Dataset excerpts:
** BEGIN **

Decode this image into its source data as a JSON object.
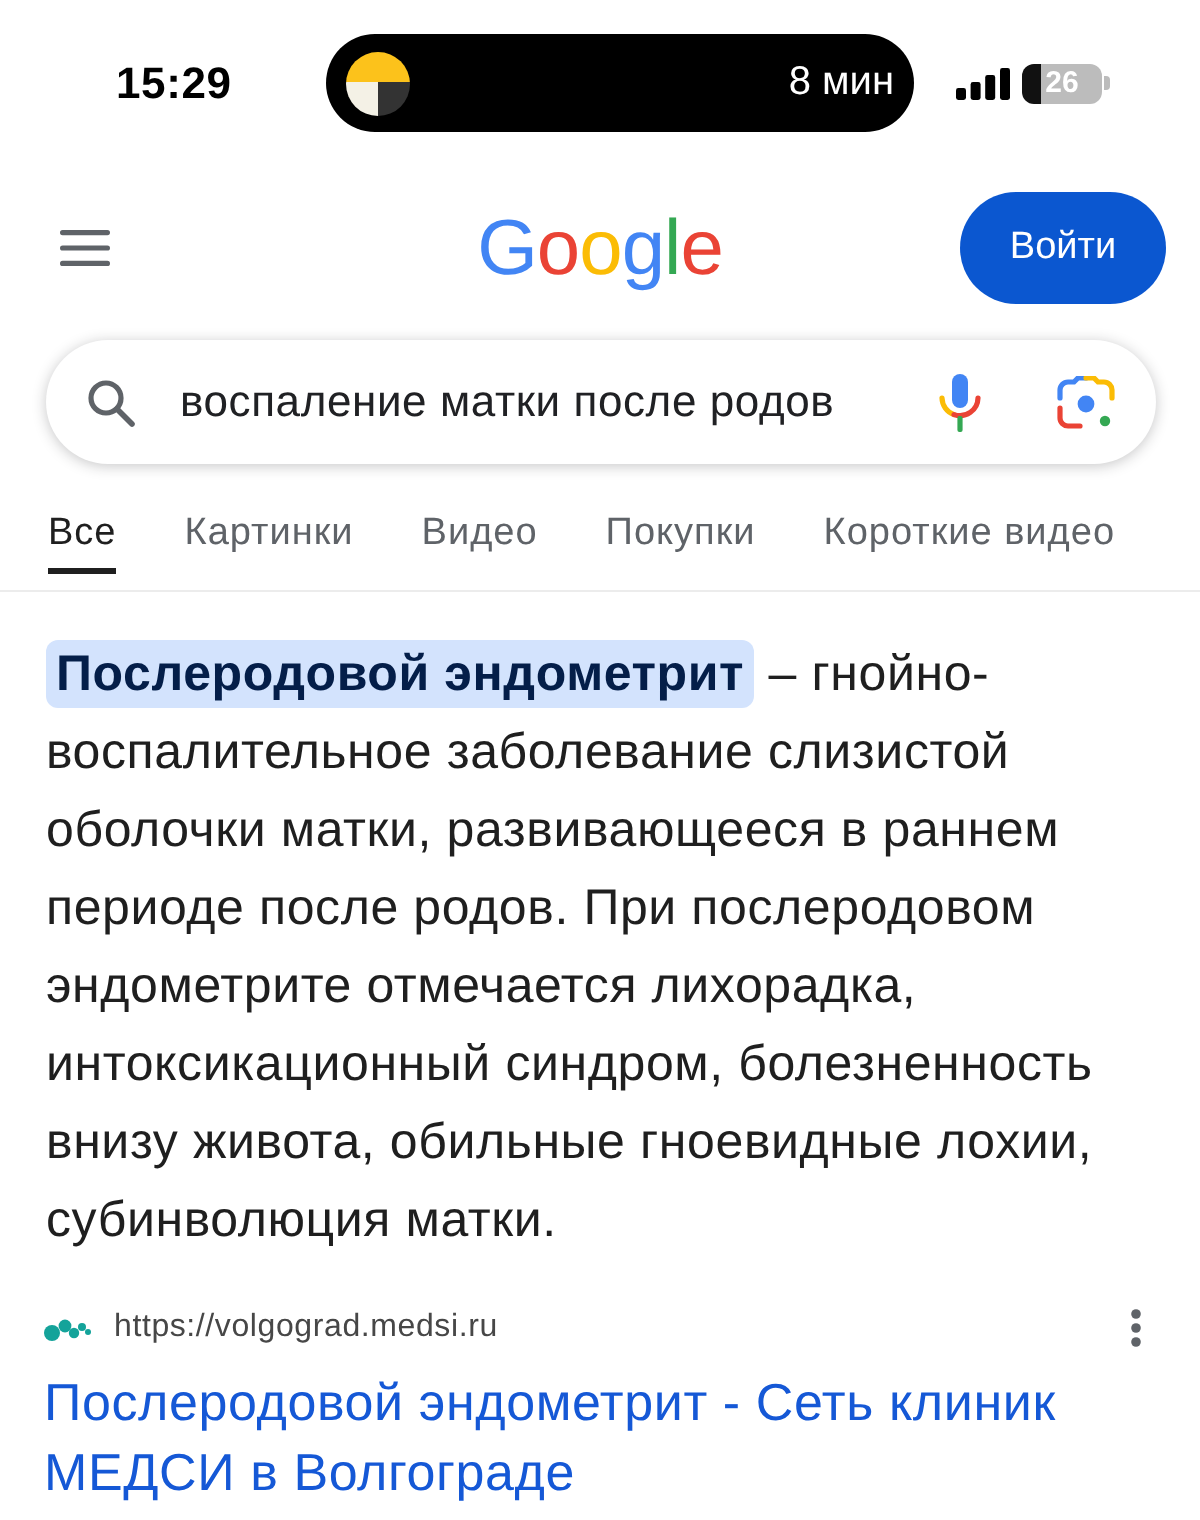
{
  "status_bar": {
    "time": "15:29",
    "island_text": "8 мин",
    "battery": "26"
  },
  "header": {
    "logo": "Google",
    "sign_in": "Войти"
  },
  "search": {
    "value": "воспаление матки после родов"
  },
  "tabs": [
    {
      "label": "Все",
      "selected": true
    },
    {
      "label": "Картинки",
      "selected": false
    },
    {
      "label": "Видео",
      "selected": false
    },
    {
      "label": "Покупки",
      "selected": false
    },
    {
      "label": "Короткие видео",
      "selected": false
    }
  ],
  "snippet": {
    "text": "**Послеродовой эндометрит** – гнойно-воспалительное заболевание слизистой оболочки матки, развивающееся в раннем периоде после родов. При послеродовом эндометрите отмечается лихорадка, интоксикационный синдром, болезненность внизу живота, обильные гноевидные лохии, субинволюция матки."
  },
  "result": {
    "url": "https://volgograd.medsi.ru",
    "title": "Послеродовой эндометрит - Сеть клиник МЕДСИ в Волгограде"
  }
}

** END **
** BEGIN **

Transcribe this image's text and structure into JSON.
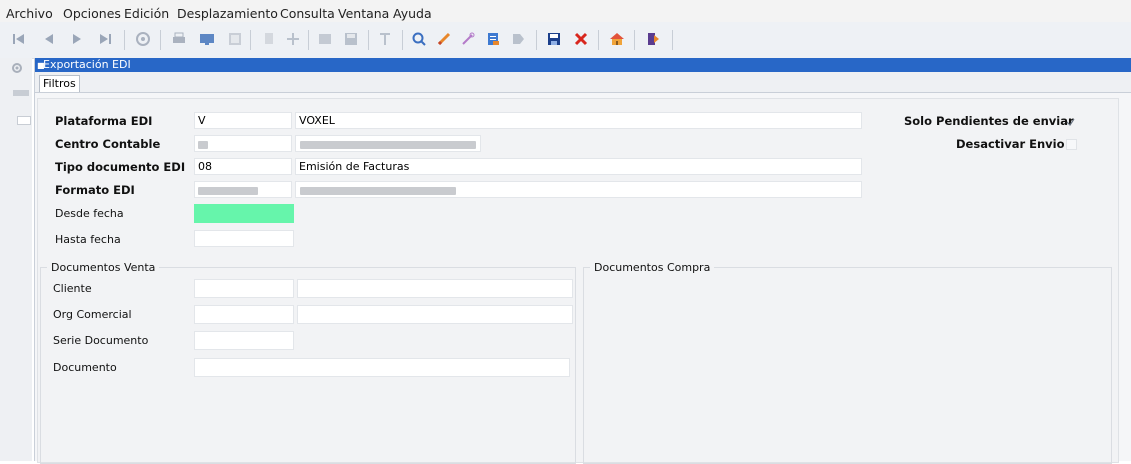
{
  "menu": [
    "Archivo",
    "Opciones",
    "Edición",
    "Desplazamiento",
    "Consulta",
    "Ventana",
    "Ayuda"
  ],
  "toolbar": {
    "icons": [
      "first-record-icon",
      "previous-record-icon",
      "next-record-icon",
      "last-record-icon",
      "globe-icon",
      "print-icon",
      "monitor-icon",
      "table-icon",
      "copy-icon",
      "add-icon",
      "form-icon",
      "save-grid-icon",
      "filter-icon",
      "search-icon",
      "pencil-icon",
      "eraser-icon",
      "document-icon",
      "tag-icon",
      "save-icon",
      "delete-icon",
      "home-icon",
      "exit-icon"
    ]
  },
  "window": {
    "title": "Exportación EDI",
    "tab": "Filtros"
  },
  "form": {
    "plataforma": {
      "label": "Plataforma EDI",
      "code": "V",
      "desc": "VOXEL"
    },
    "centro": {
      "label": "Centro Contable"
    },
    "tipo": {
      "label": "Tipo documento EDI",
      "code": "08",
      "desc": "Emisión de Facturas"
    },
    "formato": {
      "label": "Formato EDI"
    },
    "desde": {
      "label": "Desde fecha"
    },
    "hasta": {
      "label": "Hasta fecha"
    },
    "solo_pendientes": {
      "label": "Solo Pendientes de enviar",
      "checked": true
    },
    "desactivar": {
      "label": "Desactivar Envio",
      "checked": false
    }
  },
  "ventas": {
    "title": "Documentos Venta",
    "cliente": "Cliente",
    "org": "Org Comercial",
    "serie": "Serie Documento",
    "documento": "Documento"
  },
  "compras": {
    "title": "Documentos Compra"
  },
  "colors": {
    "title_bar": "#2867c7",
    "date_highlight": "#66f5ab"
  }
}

** END **
** BEGIN **

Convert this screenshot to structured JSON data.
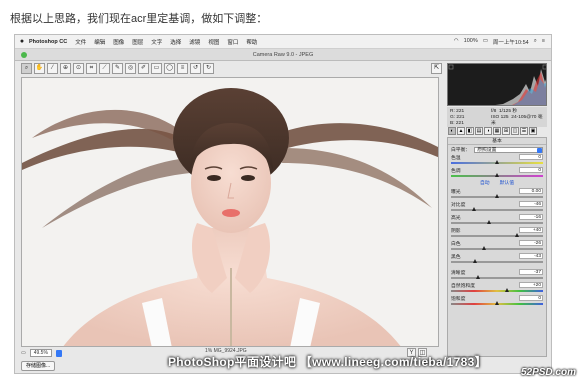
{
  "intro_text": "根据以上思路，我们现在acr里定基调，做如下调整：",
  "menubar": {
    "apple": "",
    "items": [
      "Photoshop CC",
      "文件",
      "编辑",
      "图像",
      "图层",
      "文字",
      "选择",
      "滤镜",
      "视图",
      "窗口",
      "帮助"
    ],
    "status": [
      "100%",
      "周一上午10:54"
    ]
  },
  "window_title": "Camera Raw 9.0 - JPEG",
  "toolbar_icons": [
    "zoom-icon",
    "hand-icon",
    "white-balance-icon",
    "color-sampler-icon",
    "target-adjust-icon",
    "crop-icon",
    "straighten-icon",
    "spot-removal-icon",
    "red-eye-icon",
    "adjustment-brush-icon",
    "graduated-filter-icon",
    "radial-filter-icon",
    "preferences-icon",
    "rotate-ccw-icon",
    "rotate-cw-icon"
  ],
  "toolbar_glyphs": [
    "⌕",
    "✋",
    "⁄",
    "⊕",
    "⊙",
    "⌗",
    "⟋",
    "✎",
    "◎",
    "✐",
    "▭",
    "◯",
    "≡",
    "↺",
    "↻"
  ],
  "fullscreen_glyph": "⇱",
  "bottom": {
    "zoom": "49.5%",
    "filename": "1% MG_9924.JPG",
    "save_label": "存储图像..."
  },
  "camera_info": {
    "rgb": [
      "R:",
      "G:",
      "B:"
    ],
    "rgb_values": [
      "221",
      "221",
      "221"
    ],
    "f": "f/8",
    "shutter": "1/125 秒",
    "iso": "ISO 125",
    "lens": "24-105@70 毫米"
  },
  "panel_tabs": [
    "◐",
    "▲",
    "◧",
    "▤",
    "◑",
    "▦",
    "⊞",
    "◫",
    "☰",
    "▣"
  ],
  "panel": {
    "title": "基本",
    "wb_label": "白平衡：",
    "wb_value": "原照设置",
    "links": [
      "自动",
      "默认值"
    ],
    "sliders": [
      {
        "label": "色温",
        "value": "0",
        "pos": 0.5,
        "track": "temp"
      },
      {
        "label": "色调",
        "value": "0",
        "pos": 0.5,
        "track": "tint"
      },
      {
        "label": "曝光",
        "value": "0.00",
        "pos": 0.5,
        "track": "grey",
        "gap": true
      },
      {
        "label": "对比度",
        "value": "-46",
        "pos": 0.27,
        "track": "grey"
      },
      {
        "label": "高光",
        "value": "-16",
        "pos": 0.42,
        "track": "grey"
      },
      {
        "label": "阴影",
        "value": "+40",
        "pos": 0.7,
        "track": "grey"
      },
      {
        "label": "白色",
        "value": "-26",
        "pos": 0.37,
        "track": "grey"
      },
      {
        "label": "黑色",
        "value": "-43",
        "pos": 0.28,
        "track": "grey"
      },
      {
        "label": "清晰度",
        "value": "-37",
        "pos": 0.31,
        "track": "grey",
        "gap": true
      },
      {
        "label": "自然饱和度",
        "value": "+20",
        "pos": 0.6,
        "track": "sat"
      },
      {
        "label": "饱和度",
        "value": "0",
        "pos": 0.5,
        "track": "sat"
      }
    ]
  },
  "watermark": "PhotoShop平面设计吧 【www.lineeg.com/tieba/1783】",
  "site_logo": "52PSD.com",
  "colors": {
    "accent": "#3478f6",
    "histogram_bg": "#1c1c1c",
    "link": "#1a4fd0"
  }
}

** END **

YOUR GOAL: Take every line from the data above that holds "Послеродовой" and copy it out.

SOLUTION:
    "text": "**Послеродовой эндометрит** – гнойно-воспалительное заболевание слизистой оболочки матки, развивающееся в раннем периоде после родов. При послеродовом эндометрите отмечается лихорадка, интоксикационный синдром, болезненность внизу живота, обильные гноевидные лохии, субинволюция матки."
    "title": "Послеродовой эндометрит - Сеть клиник МЕДСИ в Волгограде"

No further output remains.